## PROBLEM DESCRIPTION
Extract all lines in the data that contain the word "Point".

-- START OF SUPPLIED MATERIAL --

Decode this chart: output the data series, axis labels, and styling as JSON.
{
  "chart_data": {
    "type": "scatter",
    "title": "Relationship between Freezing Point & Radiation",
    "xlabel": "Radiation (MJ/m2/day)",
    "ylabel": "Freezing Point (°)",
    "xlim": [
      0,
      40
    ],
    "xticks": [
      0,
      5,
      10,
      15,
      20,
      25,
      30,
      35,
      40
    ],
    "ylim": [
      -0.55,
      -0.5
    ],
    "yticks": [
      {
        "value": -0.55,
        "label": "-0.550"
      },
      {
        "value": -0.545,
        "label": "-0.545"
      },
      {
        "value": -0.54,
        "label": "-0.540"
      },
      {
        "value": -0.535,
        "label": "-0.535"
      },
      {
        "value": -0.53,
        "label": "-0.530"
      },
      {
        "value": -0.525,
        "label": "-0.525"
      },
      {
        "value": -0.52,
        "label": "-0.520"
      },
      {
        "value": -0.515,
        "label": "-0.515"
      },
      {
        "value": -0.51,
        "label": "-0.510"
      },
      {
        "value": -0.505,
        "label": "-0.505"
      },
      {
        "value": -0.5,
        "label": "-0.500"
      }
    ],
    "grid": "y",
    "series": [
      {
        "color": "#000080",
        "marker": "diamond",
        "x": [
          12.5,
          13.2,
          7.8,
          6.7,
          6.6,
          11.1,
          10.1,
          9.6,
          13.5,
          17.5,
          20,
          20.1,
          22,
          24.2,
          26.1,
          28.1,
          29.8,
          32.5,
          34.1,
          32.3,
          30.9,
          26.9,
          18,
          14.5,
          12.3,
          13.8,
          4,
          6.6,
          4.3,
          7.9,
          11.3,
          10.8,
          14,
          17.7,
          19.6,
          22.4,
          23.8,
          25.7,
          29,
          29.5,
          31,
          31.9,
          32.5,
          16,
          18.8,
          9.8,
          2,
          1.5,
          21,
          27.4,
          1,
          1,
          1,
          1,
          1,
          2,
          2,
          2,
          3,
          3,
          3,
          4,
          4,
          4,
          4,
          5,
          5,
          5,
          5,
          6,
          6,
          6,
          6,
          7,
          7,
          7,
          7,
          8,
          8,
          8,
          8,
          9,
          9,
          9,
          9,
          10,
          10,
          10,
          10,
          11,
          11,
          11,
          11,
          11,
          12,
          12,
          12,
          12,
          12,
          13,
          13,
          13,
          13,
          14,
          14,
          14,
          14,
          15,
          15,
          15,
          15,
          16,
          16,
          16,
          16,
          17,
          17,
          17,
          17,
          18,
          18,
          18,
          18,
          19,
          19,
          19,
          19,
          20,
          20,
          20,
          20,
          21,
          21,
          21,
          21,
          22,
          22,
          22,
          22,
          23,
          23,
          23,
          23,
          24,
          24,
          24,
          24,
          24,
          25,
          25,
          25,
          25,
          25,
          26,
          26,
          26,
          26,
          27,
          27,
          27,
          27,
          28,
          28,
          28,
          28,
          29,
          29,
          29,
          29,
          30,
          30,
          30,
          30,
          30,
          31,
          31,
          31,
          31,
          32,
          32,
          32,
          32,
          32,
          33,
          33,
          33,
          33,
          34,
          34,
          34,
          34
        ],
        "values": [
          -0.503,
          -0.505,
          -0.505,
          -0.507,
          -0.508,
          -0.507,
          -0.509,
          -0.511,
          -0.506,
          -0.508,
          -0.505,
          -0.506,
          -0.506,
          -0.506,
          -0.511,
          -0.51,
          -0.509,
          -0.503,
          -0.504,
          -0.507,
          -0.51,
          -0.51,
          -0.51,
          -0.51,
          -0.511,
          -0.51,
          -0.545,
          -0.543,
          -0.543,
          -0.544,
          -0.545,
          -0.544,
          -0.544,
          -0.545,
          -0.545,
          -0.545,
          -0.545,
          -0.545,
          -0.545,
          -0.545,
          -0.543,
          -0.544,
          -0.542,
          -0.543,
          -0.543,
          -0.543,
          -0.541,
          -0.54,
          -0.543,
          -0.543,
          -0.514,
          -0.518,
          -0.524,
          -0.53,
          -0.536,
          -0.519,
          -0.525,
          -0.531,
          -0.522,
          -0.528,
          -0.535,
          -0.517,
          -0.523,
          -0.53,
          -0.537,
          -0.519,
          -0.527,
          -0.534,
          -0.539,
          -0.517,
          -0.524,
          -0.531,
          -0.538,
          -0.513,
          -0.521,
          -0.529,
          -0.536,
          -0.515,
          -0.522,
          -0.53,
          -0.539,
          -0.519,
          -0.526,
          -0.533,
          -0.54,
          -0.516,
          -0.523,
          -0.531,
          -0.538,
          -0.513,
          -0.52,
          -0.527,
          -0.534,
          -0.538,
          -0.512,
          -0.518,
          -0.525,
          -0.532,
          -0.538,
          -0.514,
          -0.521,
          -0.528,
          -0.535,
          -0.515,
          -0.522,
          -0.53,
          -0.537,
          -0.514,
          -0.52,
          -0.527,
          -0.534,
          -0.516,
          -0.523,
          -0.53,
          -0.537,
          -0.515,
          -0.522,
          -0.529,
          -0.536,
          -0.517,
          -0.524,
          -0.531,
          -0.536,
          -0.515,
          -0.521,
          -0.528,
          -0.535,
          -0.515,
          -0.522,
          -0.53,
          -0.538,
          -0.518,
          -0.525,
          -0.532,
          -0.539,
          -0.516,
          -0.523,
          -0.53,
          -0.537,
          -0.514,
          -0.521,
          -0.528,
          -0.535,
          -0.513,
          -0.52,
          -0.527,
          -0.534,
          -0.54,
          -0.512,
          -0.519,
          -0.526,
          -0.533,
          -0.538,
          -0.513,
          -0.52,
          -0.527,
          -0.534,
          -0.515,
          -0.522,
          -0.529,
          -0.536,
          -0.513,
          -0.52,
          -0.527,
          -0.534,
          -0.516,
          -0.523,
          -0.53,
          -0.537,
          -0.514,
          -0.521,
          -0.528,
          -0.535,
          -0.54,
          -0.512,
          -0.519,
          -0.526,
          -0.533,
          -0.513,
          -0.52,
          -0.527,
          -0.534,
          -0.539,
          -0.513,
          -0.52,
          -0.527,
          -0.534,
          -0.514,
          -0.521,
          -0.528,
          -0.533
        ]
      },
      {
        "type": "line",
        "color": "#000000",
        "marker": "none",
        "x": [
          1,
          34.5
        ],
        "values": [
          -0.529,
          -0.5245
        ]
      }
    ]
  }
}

-- END OF SUPPLIED MATERIAL --

## COMPLETED TASK
    "title": "Relationship between Freezing Point & Radiation",
    "ylabel": "Freezing Point (°)",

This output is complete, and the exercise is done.